# start of DATASET EXTRACT

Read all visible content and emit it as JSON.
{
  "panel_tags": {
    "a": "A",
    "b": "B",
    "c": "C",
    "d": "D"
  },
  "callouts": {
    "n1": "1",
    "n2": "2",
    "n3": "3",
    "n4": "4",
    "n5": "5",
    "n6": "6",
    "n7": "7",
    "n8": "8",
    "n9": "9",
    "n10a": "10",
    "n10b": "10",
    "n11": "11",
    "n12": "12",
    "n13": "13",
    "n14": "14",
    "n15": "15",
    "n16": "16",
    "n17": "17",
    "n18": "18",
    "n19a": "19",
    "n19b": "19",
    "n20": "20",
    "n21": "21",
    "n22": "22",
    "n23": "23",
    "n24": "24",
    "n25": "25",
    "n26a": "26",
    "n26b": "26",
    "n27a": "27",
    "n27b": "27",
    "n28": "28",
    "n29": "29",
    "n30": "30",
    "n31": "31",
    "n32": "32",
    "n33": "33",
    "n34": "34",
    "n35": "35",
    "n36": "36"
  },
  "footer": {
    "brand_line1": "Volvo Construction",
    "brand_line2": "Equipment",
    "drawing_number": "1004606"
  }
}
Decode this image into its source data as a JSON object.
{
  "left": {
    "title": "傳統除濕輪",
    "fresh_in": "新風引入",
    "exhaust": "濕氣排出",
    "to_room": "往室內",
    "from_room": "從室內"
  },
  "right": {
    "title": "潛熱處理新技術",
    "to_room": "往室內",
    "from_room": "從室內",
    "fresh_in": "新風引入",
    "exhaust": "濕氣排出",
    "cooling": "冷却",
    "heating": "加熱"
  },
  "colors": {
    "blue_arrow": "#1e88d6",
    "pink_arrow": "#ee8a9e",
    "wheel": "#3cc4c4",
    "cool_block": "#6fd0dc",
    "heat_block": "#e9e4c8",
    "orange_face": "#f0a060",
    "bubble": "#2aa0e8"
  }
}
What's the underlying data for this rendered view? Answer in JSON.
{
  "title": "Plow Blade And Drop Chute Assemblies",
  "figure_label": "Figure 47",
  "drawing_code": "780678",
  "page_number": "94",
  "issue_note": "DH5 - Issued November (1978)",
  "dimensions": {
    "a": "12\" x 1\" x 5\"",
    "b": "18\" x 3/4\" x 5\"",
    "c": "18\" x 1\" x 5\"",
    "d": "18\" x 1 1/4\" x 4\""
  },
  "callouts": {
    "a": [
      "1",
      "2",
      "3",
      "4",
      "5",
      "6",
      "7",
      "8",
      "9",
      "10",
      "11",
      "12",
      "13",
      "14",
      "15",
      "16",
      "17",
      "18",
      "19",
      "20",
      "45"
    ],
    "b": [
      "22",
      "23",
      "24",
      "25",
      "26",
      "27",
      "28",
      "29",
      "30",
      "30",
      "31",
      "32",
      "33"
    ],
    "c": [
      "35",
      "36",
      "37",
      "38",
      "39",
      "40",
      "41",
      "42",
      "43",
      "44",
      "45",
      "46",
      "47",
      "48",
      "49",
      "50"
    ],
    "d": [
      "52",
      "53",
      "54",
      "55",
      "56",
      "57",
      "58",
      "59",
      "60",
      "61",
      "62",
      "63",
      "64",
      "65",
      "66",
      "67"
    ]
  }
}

# end of DATASET EXTRACT

*REQUEST*
Quote every record above exactly.

*OUTPUT BELOW*
Read all visible content and emit it as JSON.
{
  "panel_tags": {
    "a": "A",
    "b": "B",
    "c": "C",
    "d": "D"
  },
  "callouts": {
    "n1": "1",
    "n2": "2",
    "n3": "3",
    "n4": "4",
    "n5": "5",
    "n6": "6",
    "n7": "7",
    "n8": "8",
    "n9": "9",
    "n10a": "10",
    "n10b": "10",
    "n11": "11",
    "n12": "12",
    "n13": "13",
    "n14": "14",
    "n15": "15",
    "n16": "16",
    "n17": "17",
    "n18": "18",
    "n19a": "19",
    "n19b": "19",
    "n20": "20",
    "n21": "21",
    "n22": "22",
    "n23": "23",
    "n24": "24",
    "n25": "25",
    "n26a": "26",
    "n26b": "26",
    "n27a": "27",
    "n27b": "27",
    "n28": "28",
    "n29": "29",
    "n30": "30",
    "n31": "31",
    "n32": "32",
    "n33": "33",
    "n34": "34",
    "n35": "35",
    "n36": "36"
  },
  "footer": {
    "brand_line1": "Volvo Construction",
    "brand_line2": "Equipment",
    "drawing_number": "1004606"
  }
}
Decode this image into its source data as a JSON object.
{
  "left": {
    "title": "傳統除濕輪",
    "fresh_in": "新風引入",
    "exhaust": "濕氣排出",
    "to_room": "往室內",
    "from_room": "從室內"
  },
  "right": {
    "title": "潛熱處理新技術",
    "to_room": "往室內",
    "from_room": "從室內",
    "fresh_in": "新風引入",
    "exhaust": "濕氣排出",
    "cooling": "冷却",
    "heating": "加熱"
  },
  "colors": {
    "blue_arrow": "#1e88d6",
    "pink_arrow": "#ee8a9e",
    "wheel": "#3cc4c4",
    "cool_block": "#6fd0dc",
    "heat_block": "#e9e4c8",
    "orange_face": "#f0a060",
    "bubble": "#2aa0e8"
  }
}
What's the underlying data for this rendered view? Answer in JSON.
{
  "title": "Plow Blade And Drop Chute Assemblies",
  "figure_label": "Figure 47",
  "drawing_code": "780678",
  "page_number": "94",
  "issue_note": "DH5 - Issued November (1978)",
  "dimensions": {
    "a": "12\" x 1\" x 5\"",
    "b": "18\" x 3/4\" x 5\"",
    "c": "18\" x 1\" x 5\"",
    "d": "18\" x 1 1/4\" x 4\""
  },
  "callouts": {
    "a": [
      "1",
      "2",
      "3",
      "4",
      "5",
      "6",
      "7",
      "8",
      "9",
      "10",
      "11",
      "12",
      "13",
      "14",
      "15",
      "16",
      "17",
      "18",
      "19",
      "20",
      "45"
    ],
    "b": [
      "22",
      "23",
      "24",
      "25",
      "26",
      "27",
      "28",
      "29",
      "30",
      "30",
      "31",
      "32",
      "33"
    ],
    "c": [
      "35",
      "36",
      "37",
      "38",
      "39",
      "40",
      "41",
      "42",
      "43",
      "44",
      "45",
      "46",
      "47",
      "48",
      "49",
      "50"
    ],
    "d": [
      "52",
      "53",
      "54",
      "55",
      "56",
      "57",
      "58",
      "59",
      "60",
      "61",
      "62",
      "63",
      "64",
      "65",
      "66",
      "67"
    ]
  }
}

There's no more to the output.